■ CONSEGNA:
Rispondi alle domande sull'articolo di Ezio Mauro, numerando le risposte allo stesso modo.
1. Quale data porta l'articolo?
2. In quale città è sceso in piazza il popolo iracheno?
3. Con quali aggettivi viene descritta la strada con cui Bush è giunto al risultato?
-------- TESTO IN ESAME --------
La vittoria e le sue sfide – di E.Mauro

10/04/2003

            10 aprile 2003
            LA VITTORIA E LE SUE SFIDE
            EZIO MAURO


            È caduto un tiranno, insieme con le statue che ingigantivano il suo potere minaccioso, ed è un bel giorno per il popolo iracheno sceso in piazza a Bagdad trasformata in città aperta: dunque un bel giorno per la democrazia. La strada con cui Bush è giunto a questo risultato si è dunque dimostrata efficace, rapida e costosa in termini di vite umane, perché la sofisticazione della tecnologia militare non ha eliminato il carico di distruzione e dolore che hanno sempre le guerre, giuste o sbagliate che siano.
-------- DATI ESTRATTI --------
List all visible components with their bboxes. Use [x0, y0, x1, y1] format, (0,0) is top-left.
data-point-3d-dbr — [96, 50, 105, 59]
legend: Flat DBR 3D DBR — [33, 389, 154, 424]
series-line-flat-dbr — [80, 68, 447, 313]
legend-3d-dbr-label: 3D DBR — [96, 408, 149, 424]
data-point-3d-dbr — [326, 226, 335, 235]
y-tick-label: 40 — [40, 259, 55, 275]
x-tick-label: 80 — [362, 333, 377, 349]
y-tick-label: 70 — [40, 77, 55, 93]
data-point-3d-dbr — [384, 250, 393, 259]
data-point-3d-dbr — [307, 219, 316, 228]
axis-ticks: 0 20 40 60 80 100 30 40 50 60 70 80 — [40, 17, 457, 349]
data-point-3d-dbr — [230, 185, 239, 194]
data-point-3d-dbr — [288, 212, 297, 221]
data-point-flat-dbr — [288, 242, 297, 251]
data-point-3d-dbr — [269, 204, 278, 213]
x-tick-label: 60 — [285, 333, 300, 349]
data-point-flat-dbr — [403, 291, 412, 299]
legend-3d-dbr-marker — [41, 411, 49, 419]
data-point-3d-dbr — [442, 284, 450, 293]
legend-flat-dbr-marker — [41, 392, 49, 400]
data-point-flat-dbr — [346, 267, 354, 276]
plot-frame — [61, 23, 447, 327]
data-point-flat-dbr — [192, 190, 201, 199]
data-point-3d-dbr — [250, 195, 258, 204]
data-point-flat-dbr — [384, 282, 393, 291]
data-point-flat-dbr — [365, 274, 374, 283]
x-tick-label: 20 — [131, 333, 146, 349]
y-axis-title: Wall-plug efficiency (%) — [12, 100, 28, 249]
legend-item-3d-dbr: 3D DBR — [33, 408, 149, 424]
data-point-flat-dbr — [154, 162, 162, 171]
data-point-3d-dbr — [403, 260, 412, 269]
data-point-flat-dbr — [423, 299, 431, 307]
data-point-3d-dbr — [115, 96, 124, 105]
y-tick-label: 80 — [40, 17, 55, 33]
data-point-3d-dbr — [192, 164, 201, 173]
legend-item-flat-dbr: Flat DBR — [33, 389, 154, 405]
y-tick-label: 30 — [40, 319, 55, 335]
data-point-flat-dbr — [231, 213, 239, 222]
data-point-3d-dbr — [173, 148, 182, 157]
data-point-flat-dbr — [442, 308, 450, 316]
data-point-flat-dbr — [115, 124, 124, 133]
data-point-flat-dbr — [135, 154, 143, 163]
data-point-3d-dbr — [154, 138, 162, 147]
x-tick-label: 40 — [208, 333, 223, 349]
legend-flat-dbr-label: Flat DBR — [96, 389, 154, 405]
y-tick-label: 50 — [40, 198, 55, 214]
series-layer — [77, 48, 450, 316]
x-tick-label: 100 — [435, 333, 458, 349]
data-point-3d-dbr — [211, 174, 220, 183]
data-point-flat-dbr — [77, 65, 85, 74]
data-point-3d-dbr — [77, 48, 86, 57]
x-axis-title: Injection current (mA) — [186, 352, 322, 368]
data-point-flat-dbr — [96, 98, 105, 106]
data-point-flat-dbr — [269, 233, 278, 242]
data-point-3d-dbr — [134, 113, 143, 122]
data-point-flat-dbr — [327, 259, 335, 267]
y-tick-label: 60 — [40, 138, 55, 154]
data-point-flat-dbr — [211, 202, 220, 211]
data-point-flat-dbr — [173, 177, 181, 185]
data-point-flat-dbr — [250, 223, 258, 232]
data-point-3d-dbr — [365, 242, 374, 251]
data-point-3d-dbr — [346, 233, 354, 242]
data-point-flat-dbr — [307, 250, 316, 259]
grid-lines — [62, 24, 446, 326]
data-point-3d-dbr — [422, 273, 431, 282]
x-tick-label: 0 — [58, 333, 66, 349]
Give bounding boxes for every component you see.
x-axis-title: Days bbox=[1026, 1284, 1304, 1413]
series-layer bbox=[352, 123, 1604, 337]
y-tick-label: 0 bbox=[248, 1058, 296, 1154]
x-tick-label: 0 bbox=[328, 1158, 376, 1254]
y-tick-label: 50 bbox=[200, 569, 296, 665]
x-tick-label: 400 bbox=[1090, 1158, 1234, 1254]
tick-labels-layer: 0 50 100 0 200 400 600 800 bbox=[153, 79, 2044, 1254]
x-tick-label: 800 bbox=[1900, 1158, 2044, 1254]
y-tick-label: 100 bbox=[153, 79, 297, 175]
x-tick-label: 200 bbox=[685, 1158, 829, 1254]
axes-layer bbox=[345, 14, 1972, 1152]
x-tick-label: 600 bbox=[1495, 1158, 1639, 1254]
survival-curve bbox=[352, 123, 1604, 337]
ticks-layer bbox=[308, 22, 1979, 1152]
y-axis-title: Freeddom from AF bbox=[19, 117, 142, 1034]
--------
■ RISPOSTA:
1. 10 aprile 2003.
2. Bagdad.
3. Efficace, rapida e costosa in termini di vite umane.